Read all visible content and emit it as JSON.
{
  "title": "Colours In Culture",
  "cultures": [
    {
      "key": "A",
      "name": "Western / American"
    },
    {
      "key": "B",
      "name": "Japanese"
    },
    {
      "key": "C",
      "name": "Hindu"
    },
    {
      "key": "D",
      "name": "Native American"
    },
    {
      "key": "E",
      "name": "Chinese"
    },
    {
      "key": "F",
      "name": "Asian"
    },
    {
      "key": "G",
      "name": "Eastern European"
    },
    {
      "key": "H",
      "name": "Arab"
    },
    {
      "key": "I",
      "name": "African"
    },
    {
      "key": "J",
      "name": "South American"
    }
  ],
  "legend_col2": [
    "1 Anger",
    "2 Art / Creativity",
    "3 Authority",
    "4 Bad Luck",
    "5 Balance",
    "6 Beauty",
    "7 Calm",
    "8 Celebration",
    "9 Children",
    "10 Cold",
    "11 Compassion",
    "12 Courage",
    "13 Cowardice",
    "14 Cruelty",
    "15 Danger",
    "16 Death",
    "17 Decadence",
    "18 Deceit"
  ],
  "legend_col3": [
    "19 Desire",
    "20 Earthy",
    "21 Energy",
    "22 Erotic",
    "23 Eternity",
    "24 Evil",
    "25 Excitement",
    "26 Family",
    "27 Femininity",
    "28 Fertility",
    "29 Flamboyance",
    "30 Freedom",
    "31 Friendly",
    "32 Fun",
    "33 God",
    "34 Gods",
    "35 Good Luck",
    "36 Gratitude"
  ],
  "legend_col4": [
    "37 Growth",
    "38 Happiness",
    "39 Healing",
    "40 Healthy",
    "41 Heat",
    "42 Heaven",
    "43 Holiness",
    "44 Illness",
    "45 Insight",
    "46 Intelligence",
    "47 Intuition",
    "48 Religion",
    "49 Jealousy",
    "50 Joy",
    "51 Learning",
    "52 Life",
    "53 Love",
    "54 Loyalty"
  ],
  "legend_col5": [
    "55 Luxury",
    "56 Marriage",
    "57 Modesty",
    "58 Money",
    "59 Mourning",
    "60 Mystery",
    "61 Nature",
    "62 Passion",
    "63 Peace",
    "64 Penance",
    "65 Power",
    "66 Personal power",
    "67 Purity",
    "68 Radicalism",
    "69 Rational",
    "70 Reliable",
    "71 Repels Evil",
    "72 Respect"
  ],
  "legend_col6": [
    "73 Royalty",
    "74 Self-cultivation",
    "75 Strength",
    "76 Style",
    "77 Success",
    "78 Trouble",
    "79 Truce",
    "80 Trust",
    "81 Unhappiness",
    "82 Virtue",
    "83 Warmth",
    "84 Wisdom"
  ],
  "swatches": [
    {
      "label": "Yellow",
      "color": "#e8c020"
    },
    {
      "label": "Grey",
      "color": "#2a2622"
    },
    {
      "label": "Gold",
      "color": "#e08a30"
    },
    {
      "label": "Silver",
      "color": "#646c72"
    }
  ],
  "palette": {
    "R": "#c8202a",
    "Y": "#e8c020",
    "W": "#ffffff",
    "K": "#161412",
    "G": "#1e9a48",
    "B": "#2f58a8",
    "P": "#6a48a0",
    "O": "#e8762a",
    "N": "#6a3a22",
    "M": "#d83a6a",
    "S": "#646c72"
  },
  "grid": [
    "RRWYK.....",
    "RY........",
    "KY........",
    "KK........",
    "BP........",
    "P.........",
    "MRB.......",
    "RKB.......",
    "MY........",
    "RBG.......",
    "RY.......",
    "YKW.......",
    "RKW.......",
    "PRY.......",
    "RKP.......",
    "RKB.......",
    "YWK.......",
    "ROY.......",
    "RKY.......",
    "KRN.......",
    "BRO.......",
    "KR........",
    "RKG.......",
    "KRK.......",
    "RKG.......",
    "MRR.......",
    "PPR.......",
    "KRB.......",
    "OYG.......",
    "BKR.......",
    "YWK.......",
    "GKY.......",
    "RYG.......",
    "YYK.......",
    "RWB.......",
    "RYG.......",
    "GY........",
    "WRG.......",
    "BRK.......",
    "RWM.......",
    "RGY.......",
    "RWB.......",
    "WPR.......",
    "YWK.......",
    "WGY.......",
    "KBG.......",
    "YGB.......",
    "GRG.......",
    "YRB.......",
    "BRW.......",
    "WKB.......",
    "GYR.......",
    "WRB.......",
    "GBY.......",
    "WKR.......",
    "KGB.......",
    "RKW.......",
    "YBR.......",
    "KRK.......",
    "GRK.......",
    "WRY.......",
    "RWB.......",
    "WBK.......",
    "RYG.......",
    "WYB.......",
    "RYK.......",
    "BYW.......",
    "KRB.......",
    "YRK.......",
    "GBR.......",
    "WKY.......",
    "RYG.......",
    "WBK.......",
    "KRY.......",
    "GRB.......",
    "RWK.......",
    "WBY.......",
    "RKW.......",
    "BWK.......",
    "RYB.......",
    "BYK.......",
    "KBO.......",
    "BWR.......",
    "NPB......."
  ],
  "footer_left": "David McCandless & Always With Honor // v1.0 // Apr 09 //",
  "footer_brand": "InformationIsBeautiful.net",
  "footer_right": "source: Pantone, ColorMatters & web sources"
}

+--

**Given problem:** Pull out every line of the records that includes the string "label".

**Full solution:**
      "label": "Yellow",
      "label": "Grey",
      "label": "Gold",
      "label": "Silver",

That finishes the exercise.